**EXERCISE DIRECTIONS**
Write the next part of the advice piece on how to approach artists, starting right after its last sentence.

**EXTRACTED TEXT**
┄┄┄┄┄┄┄┄┄┄
As I mentioned at the top of the post, most of these are common sense. If you sit down and think through the implications of what you are going to do before you do it, you will start to avoid certain behaviors that will impede your success. A sign of a good writer is the ability to put himself in the shoes of other people. Think of this as a writing exercise – if you were an artist, how would you like to be addressed and/or approached?
┄┄┄┄┄┄┄┄┄┄
**EXCERPTED RECORDS**
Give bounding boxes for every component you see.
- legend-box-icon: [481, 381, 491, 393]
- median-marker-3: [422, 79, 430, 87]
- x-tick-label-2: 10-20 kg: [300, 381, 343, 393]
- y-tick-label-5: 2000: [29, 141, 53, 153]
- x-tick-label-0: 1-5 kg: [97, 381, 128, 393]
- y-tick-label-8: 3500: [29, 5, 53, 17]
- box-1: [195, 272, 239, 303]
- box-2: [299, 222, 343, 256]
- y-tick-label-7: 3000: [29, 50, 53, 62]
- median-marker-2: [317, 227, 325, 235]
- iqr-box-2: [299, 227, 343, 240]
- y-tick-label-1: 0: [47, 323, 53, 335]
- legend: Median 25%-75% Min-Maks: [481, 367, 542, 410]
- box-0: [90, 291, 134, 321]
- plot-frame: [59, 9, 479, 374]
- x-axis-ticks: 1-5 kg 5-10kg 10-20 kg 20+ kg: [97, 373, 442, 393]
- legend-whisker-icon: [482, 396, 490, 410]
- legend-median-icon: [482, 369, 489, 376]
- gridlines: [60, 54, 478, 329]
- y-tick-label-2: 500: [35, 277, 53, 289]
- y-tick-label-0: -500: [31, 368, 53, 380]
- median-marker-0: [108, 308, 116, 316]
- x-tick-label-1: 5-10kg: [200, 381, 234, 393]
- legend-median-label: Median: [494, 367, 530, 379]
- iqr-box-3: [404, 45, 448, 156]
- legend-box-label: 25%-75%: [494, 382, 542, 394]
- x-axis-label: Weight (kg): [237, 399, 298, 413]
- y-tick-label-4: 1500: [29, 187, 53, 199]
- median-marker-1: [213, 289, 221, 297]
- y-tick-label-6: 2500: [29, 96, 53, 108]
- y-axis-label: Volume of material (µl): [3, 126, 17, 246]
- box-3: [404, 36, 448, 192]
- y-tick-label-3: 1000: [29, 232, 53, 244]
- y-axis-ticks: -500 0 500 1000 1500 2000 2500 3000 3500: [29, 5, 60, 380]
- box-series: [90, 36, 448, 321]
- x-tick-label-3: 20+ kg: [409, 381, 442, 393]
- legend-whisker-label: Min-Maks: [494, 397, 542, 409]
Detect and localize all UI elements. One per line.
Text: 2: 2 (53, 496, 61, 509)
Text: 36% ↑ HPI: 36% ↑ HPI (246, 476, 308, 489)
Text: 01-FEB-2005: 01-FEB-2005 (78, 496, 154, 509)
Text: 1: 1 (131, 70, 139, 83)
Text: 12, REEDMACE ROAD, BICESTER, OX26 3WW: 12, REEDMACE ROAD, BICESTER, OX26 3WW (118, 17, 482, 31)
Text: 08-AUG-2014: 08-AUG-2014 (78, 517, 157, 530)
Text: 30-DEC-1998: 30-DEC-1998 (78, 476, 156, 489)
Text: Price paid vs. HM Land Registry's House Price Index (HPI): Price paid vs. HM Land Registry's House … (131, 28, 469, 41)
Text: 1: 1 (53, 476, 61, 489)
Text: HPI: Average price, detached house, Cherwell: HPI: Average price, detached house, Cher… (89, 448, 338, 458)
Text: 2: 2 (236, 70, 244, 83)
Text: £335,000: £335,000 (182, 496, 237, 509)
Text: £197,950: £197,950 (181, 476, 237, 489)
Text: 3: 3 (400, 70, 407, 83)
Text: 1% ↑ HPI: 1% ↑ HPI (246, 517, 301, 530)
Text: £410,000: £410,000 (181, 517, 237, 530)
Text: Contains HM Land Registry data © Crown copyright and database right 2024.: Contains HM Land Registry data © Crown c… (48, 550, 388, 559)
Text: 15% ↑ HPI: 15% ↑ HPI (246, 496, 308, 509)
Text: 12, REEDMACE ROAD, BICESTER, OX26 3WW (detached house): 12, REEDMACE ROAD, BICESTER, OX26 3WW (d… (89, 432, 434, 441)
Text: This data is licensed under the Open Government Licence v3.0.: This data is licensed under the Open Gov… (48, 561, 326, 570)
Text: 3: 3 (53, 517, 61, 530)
┄┄┄┄┄┄┄┄┄┄
**ANSWER BOX**
One of the things that I have cultivated over the years is a group of advisors that I trust to tell me when I have a bad idea. After all, it’s easier to have someone tell you why it’s a bad idea to do something then it is to do it and find out why it was a bad idea. If you honestly believe that you have no one in your life that is qualified to do this for you, find new friends. If that doesn’t work for you, feel free to drop me a line and ask before you execute. I’ll be more than happy to tell you if you have a bad idea and why. Just don’t get angry at me if you don’t get the answer you’re looking for.